• _Article_:
* Begin *

Public Service Commission stiffs Georgia Power customers, greenlights Plant Vogtle cost increases

Despite mounting evidence that Plant Vogtle is uneconomic at its current price tag, the Georgia Public Service Commission today rubberstamped continued construction.

Commission staff had recommended the commissioners reject any price above $9 billion, beyond which customers will not benefit. Instead, commissioners approved Georgia Power’s full revised cost estimate, minus money already received from the bankrupt contractor’s parent company, Toshiba. Importantly, customers would benefit from this Toshiba money whether or not the project goes forward. This newly approved price tag is approximately $1.5 billion more than staff’s break-even point.

SELC's Kurt Ebersback testifies against Vogtle cost increases before the Public Service Commission

Worse, the PSC, in a move prodded by Georgia Power, said these additional costs are “reasonable.” That means customers will most likely shoulder the entire burden of risk for this over-budget, off-schedule mega project. Already, Plant Vogtle is five years behind schedule and double the original price tag.

“Most people have to pay for their mistakes, but Georgia Power is still profiting from theirs,” said Senior Attorney Kurt Ebersbach. “There’s something wrong with a system that rewards this kind of failure.”

The PSC’s vote protects Georgia Power’s shareholders instead of customers, even with its timing. The commission wasn’t scheduled to rule on the cost overruns and schedule delays until February but pushed decision-making up by 47 days.

* End *

• _Challenge 1_:
Return the passage of the Plant Vogtle article between "Commission staff had" and "staff’s break-even point.", inclusive.
• _Challenge 2_:
In the Plant Vogtle article, why will customers most likely carry the entire risk of the project?
The listing isn't needed for working with the Plant Vogtle article.

• _Supplied material_:

* Begin *

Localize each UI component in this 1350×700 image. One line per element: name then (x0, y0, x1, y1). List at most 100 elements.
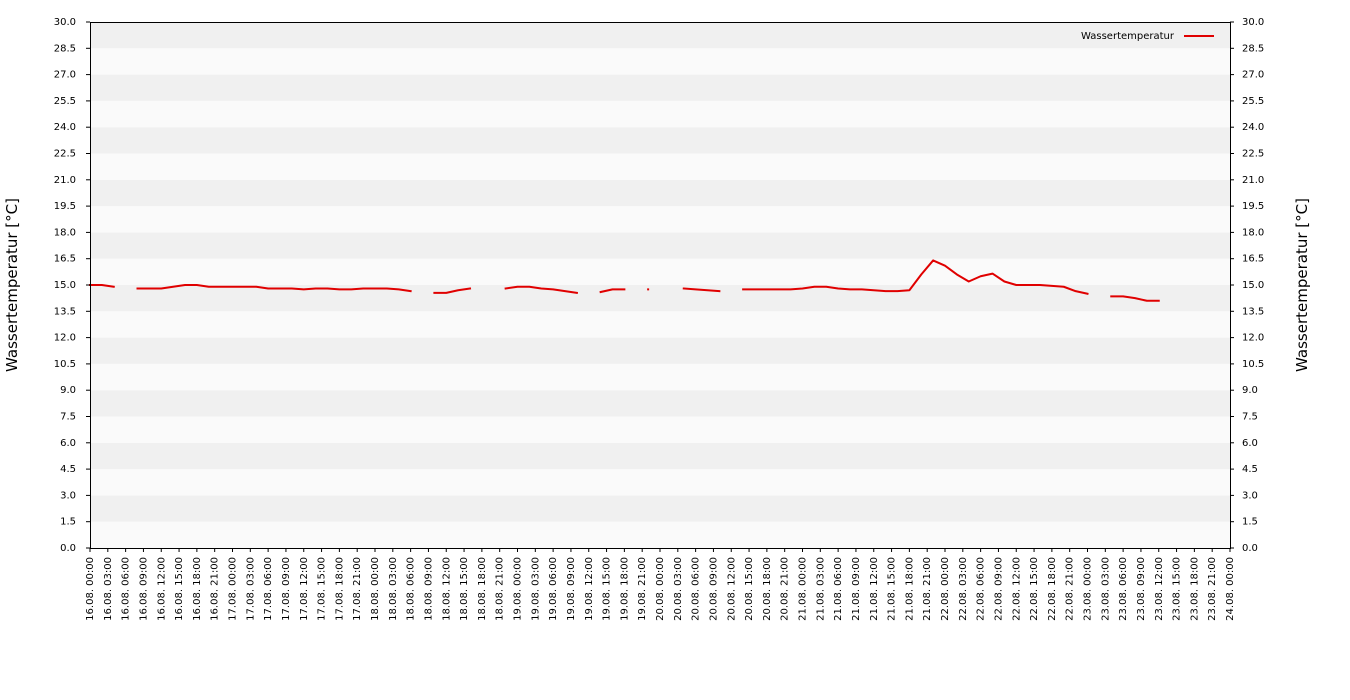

* End *

• _Exercise result 1_:
Commission staff had recommended the commissioners reject any price above $9 billion, beyond which customers will not benefit. Instead, commissioners approved Georgia Power’s full revised cost estimate, minus money already received from the bankrupt contractor’s parent company, Toshiba. Importantly, customers would benefit from this Toshiba money whether or not the project goes forward. This newly approved price tag is approximately $1.5 billion more than staff’s break-even point.

• _Exercise result 2_:
The Public Service Commission, prodded by Georgia Power, declared the additional costs "reasonable." Because of that finding, customers will most likely shoulder the full burden of risk for the over-budget, off-schedule project.